Stored data
%%
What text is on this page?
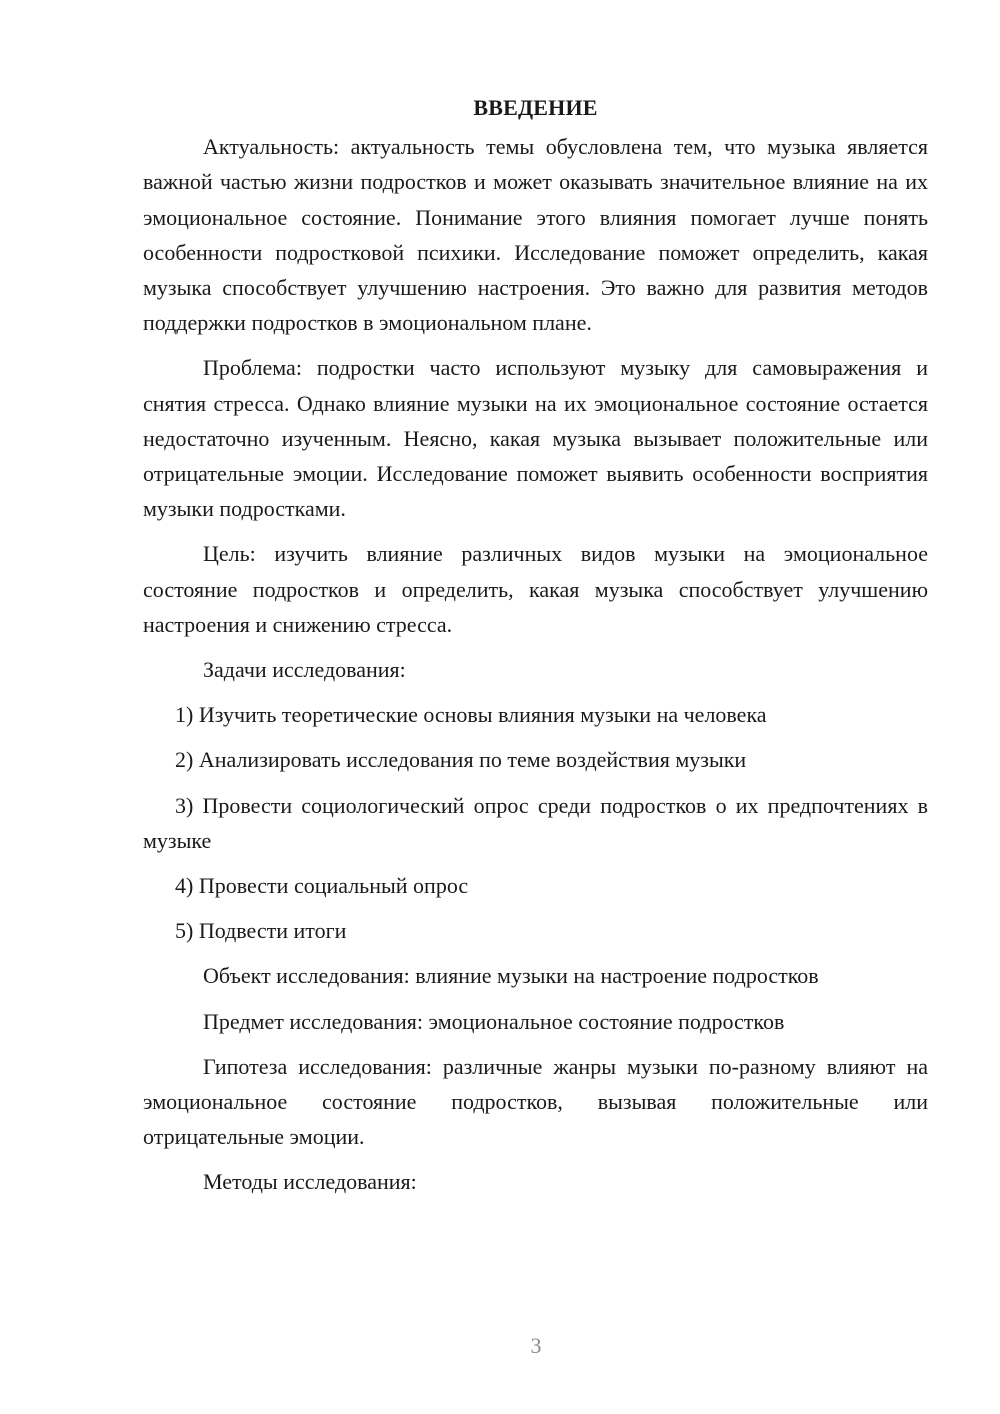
ВВЕДЕНИЕ

Актуальность: актуальность темы обусловлена тем, что музыка является важной частью жизни подростков и может оказывать значительное влияние на их эмоциональное состояние. Понимание этого влияния помогает лучше понять особенности подростковой психики. Исследование поможет определить, какая музыка способствует улучшению настроения. Это важно для развития методов поддержки подростков в эмоциональном плане.

Проблема: подростки часто используют музыку для самовыражения и снятия стресса. Однако влияние музыки на их эмоциональное состояние остается недостаточно изученным. Неясно, какая музыка вызывает положительные или отрицательные эмоции. Исследование поможет выявить особенности восприятия музыки подростками.

Цель: изучить влияние различных видов музыки на эмоциональное состояние подростков и определить, какая музыка способствует улучшению настроения и снижению стресса.

Задачи исследования:

1) Изучить теоретические основы влияния музыки на человека

2) Анализировать исследования по теме воздействия музыки

3) Провести социологический опрос среди подростков о их предпочтениях в музыке

4) Провести социальный опрос

5) Подвести итоги

Объект исследования: влияние музыки на настроение подростков

Предмет исследования: эмоциональное состояние подростков

Гипотеза исследования: различные жанры музыки по-разному влияют на эмоциональное состояние подростков, вызывая положительные или отрицательные эмоции.

Методы исследования:

3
%%
Reproduce each record above by retyping it exactly; omit all images.

What text is on this page?
ВВЕДЕНИЕ

Актуальность: актуальность темы обусловлена тем, что музыка является важной частью жизни подростков и может оказывать значительное влияние на их эмоциональное состояние. Понимание этого влияния помогает лучше понять особенности подростковой психики. Исследование поможет определить, какая музыка способствует улучшению настроения. Это важно для развития методов поддержки подростков в эмоциональном плане.

Проблема: подростки часто используют музыку для самовыражения и снятия стресса. Однако влияние музыки на их эмоциональное состояние остается недостаточно изученным. Неясно, какая музыка вызывает положительные или отрицательные эмоции. Исследование поможет выявить особенности восприятия музыки подростками.

Цель: изучить влияние различных видов музыки на эмоциональное состояние подростков и определить, какая музыка способствует улучшению настроения и снижению стресса.

Задачи исследования:

1) Изучить теоретические основы влияния музыки на человека

2) Анализировать исследования по теме воздействия музыки

3) Провести социологический опрос среди подростков о их предпочтениях в музыке

4) Провести социальный опрос

5) Подвести итоги

Объект исследования: влияние музыки на настроение подростков

Предмет исследования: эмоциональное состояние подростков

Гипотеза исследования: различные жанры музыки по-разному влияют на эмоциональное состояние подростков, вызывая положительные или отрицательные эмоции.

Методы исследования:

3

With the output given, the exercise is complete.